Directions. Pull out each line of the data that includes the word "What".

□ □ □ □ □ □ □

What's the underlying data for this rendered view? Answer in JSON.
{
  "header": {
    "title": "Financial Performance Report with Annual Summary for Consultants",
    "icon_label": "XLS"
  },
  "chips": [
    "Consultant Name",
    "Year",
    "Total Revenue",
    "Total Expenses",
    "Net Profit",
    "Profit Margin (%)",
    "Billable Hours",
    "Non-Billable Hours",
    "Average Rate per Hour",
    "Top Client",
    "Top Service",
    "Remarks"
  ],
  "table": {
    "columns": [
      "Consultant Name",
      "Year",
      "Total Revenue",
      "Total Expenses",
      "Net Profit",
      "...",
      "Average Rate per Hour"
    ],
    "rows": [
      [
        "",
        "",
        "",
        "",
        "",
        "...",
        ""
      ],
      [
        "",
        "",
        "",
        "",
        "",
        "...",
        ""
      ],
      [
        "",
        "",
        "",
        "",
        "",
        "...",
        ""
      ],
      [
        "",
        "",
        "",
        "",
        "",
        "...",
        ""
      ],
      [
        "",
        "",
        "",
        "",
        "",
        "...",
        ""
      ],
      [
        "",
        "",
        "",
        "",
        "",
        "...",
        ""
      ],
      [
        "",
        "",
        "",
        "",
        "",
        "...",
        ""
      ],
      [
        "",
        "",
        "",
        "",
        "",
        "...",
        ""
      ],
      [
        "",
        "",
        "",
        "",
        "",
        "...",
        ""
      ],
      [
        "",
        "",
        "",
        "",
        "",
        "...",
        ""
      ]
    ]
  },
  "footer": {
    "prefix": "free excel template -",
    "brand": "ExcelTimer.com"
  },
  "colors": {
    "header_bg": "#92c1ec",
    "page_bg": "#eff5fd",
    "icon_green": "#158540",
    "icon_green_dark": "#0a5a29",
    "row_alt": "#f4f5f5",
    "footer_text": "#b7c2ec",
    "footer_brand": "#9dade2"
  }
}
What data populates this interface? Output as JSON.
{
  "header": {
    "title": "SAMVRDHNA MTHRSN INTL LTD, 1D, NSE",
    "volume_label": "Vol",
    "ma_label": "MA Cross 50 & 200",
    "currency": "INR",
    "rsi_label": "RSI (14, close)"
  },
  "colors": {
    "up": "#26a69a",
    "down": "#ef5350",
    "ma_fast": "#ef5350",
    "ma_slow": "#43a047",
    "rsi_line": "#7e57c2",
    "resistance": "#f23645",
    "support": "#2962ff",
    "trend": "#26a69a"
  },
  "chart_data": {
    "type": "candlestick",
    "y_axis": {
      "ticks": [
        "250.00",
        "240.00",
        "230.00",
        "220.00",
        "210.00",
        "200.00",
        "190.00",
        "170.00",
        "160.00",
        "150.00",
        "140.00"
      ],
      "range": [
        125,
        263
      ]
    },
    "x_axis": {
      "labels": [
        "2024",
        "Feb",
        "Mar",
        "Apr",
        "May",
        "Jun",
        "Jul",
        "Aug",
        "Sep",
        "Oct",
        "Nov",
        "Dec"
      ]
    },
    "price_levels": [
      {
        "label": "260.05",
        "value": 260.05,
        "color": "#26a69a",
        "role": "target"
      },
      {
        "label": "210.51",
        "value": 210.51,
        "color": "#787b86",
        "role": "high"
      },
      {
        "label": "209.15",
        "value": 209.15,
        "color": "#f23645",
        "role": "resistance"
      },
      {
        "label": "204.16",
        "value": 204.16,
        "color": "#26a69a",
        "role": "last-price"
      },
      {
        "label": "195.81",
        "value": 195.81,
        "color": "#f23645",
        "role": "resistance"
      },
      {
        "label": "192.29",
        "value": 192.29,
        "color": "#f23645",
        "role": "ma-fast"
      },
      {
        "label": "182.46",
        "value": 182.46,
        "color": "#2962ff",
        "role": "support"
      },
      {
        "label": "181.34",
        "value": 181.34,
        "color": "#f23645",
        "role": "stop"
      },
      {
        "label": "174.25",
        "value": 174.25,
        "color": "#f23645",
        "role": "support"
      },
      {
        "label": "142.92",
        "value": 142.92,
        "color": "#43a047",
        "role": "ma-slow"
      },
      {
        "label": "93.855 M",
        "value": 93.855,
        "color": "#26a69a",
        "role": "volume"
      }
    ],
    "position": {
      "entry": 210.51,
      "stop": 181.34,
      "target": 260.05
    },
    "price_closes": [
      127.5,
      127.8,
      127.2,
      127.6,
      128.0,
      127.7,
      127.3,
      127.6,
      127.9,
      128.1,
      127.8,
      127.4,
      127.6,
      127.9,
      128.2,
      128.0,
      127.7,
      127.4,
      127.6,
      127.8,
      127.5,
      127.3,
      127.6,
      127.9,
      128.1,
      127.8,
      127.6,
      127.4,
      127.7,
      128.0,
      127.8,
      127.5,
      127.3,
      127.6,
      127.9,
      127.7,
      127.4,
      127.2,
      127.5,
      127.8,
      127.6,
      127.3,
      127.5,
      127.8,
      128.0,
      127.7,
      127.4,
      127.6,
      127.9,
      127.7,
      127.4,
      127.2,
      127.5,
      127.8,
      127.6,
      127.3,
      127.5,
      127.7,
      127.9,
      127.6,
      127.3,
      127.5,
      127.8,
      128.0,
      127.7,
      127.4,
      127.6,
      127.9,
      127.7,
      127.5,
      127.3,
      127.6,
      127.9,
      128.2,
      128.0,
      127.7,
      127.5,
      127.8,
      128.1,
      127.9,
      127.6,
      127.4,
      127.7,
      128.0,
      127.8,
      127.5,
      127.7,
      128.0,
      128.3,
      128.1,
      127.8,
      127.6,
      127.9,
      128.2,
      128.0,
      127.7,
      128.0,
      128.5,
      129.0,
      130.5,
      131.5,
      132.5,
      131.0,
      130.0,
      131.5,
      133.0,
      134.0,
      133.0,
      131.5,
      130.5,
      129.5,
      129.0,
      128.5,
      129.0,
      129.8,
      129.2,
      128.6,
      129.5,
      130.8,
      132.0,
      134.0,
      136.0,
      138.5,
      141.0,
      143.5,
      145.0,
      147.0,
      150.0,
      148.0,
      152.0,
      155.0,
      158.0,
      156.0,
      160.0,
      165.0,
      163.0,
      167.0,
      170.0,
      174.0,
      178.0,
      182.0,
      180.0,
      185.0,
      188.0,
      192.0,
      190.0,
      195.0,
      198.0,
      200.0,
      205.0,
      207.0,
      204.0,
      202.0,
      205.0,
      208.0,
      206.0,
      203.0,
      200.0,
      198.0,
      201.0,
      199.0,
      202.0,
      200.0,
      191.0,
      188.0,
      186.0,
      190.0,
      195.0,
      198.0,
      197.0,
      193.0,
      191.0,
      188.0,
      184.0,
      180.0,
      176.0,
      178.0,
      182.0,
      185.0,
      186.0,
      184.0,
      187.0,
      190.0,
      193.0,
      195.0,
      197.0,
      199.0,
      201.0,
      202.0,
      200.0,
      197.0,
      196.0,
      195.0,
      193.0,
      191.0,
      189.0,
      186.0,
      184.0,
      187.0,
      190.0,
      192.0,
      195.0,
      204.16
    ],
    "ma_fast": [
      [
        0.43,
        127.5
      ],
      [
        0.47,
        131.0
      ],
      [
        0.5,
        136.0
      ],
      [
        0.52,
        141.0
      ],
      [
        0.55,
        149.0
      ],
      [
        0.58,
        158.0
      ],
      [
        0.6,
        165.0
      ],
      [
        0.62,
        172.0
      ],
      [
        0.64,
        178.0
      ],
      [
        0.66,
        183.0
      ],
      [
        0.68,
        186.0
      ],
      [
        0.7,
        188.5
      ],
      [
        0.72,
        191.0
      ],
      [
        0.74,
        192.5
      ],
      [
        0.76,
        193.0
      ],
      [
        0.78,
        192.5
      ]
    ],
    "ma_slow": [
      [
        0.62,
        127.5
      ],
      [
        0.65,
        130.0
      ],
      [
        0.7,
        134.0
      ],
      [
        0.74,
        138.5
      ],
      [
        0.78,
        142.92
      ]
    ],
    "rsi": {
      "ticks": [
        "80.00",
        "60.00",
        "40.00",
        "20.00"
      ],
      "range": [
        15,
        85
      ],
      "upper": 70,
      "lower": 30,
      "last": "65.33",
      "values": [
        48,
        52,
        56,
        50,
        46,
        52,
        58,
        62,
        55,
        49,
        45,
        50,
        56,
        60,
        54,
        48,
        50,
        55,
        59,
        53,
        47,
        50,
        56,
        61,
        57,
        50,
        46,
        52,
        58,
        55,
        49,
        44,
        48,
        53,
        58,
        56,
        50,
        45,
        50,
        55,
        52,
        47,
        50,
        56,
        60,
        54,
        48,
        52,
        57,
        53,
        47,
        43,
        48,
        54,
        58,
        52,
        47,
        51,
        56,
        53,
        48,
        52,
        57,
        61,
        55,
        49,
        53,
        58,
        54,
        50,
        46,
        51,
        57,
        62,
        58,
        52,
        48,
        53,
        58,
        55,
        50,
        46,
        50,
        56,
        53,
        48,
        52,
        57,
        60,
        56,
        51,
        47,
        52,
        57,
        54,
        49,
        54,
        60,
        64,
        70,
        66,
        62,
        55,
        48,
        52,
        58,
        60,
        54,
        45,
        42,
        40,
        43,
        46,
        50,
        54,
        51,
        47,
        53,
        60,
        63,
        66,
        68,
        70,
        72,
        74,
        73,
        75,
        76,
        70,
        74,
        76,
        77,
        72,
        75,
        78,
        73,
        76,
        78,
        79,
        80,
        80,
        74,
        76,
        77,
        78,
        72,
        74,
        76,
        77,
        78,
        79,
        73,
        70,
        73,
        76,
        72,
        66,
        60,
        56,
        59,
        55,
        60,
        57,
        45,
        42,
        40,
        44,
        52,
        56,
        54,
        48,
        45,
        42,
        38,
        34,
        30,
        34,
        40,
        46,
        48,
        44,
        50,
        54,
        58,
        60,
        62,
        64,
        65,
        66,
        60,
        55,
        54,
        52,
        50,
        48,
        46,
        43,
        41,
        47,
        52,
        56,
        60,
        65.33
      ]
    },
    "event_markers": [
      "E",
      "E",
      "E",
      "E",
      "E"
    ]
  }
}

□ □ □ □ □ □ □

Final answer.
What's the underlying data for this rendered view? Answer in JSON.
What data populates this interface? Output as JSON.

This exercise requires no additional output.